- WHAT THIS TASK INVOLVES:
Tell how many lines in the data below include the word "periods". The answer is the number only.

Records contained in a dataset:
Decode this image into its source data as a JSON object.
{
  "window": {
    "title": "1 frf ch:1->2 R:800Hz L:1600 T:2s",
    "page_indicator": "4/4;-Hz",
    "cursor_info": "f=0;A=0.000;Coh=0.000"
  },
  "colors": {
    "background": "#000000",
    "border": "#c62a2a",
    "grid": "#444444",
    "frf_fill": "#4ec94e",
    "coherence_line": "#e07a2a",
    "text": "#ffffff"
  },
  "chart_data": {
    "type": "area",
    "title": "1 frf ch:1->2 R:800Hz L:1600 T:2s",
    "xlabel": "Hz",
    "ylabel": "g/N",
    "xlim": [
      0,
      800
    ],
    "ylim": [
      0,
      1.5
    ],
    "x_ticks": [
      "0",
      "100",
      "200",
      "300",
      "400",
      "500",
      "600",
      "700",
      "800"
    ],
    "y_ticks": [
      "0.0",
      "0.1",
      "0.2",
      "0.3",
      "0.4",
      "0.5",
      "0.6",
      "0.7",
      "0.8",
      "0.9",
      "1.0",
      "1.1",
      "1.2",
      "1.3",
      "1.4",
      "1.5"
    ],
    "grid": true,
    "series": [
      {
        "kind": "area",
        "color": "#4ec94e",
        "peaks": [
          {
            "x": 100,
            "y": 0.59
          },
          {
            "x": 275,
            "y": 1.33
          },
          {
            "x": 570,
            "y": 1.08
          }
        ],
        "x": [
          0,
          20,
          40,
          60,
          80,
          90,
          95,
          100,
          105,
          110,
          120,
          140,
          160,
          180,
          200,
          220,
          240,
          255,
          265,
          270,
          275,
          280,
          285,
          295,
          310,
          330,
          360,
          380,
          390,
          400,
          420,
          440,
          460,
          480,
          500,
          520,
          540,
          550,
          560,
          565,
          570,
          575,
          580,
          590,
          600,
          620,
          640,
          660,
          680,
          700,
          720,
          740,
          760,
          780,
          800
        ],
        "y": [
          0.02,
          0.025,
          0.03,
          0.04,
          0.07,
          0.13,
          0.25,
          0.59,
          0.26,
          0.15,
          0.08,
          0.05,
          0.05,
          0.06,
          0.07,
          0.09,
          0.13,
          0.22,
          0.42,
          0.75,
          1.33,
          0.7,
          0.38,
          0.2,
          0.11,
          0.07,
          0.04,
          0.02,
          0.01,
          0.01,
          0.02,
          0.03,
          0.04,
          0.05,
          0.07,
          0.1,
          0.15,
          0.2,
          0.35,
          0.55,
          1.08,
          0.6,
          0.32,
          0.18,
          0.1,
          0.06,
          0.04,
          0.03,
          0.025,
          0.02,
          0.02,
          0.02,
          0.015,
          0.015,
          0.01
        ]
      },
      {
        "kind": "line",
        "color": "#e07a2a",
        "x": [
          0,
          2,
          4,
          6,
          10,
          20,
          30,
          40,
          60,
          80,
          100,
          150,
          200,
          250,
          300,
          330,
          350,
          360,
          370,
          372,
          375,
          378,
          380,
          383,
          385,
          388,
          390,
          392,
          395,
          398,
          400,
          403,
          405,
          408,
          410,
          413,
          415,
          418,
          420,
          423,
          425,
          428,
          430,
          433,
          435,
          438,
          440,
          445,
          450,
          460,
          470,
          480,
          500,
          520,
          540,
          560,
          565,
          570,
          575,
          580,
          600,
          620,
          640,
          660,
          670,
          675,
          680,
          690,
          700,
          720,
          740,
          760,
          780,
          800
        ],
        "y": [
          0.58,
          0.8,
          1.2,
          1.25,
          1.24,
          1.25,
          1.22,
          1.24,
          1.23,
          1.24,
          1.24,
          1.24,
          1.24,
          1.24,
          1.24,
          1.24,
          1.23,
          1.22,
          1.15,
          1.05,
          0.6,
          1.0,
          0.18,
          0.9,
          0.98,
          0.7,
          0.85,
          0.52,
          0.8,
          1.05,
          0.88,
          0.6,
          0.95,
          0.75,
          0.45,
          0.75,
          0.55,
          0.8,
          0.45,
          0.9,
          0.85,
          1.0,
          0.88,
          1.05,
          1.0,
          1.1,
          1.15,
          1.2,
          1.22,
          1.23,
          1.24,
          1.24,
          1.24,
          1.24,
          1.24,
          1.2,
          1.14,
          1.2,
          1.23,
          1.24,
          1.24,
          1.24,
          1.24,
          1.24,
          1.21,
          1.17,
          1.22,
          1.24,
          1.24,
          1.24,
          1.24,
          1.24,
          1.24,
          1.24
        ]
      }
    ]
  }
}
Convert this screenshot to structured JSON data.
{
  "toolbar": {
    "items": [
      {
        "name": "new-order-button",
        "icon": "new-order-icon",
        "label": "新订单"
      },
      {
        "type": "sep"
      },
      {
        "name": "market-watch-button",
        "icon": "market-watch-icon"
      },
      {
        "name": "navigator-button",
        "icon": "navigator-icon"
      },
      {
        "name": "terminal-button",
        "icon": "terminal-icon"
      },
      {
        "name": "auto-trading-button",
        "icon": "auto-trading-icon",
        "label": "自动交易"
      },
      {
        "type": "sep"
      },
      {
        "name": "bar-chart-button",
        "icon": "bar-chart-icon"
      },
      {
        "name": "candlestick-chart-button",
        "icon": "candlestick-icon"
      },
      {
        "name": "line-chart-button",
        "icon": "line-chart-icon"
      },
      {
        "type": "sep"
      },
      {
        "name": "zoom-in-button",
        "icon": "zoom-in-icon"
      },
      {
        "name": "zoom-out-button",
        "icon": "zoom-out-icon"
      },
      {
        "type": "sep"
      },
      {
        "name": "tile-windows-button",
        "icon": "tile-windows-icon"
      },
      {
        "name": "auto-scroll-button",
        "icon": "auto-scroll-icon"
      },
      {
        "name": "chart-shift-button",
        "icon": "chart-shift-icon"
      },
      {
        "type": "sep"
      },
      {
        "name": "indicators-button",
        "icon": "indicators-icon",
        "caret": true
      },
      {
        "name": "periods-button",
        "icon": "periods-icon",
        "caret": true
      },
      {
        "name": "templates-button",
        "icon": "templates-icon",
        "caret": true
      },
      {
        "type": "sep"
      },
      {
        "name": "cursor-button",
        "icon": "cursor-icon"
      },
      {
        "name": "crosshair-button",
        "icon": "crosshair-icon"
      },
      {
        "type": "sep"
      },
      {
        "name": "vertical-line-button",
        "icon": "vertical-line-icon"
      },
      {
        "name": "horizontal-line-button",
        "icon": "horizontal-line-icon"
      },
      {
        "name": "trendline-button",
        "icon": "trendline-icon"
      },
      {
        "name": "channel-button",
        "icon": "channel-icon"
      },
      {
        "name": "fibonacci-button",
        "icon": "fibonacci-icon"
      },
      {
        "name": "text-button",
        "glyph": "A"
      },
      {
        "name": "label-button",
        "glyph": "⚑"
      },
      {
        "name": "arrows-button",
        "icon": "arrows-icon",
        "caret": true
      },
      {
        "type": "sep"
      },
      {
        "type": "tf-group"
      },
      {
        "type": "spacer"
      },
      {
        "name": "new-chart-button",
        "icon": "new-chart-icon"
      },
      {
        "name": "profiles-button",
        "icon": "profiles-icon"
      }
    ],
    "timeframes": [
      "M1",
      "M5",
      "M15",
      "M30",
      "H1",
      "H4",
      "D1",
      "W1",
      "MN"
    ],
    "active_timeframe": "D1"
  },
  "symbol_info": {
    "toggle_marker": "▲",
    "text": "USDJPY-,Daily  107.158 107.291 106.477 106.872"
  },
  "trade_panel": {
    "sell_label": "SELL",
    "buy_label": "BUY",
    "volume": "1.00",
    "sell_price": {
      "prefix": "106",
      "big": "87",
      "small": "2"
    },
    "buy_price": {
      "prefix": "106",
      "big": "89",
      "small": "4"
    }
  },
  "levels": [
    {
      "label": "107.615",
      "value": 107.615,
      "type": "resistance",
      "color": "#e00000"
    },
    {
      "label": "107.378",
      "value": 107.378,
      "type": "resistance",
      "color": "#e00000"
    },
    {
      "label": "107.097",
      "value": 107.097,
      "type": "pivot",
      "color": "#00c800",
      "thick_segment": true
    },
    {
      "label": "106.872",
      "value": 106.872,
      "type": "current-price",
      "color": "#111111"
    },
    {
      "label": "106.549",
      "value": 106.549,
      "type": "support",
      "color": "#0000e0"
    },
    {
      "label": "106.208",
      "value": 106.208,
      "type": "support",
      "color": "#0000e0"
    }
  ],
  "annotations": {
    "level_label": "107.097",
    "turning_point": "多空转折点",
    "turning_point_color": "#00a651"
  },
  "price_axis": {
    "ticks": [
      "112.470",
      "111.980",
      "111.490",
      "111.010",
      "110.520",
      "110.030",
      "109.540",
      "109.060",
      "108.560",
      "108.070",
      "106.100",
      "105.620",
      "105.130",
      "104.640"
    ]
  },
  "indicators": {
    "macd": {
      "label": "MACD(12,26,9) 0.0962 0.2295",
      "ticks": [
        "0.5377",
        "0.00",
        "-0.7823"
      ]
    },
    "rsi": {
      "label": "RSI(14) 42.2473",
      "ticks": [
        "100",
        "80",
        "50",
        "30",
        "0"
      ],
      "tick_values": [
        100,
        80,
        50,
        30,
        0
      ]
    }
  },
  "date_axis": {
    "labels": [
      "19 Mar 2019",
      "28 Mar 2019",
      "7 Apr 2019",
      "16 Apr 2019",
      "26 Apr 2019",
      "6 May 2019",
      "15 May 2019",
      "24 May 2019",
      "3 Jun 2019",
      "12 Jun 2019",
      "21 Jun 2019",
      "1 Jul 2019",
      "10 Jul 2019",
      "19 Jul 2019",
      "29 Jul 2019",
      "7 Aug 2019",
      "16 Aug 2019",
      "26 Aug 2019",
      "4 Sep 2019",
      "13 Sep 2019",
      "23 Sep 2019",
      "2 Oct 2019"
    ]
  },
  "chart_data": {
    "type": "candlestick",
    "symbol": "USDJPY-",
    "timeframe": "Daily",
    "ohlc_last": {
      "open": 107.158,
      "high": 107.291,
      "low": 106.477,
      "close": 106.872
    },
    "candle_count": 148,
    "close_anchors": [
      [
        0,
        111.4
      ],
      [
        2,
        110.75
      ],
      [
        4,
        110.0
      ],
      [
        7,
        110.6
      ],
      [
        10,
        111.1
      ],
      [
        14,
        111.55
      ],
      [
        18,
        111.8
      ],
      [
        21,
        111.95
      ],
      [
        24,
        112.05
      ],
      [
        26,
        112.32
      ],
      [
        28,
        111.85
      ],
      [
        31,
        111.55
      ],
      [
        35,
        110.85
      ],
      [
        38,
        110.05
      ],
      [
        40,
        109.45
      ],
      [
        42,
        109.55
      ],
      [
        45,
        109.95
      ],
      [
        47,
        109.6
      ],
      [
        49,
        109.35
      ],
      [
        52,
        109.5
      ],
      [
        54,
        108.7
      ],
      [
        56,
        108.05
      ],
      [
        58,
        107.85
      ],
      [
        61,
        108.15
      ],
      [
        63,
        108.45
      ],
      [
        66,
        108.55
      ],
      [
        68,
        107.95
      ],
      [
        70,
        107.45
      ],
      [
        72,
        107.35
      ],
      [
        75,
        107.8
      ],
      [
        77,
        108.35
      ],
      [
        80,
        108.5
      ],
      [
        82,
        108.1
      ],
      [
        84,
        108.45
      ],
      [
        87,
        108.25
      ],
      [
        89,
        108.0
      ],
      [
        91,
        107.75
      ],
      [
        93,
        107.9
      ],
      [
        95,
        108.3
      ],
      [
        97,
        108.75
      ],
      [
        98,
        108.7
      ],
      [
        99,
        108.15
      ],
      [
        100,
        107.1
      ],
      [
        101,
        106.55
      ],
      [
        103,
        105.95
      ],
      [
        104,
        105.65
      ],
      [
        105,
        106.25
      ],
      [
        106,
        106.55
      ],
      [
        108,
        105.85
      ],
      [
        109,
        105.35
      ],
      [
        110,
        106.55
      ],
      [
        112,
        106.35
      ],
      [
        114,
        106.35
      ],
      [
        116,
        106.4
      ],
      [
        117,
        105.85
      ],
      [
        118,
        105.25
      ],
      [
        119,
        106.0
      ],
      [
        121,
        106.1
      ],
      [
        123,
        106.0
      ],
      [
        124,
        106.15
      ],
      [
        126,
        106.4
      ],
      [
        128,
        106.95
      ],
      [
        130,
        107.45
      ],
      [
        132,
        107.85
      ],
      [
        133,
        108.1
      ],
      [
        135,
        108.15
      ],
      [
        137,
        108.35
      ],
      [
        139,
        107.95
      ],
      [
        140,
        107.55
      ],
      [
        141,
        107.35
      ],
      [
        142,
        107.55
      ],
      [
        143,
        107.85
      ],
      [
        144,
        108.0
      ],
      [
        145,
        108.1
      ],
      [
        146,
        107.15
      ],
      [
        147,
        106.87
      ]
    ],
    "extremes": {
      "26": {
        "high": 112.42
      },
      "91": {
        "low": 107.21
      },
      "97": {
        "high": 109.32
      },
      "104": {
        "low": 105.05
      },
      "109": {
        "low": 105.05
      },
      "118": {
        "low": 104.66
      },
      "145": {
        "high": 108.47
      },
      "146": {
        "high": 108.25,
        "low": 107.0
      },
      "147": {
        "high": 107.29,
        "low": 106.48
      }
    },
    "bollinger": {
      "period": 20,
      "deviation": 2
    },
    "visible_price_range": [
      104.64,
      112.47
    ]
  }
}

- EXERCISE OUTPUT:
2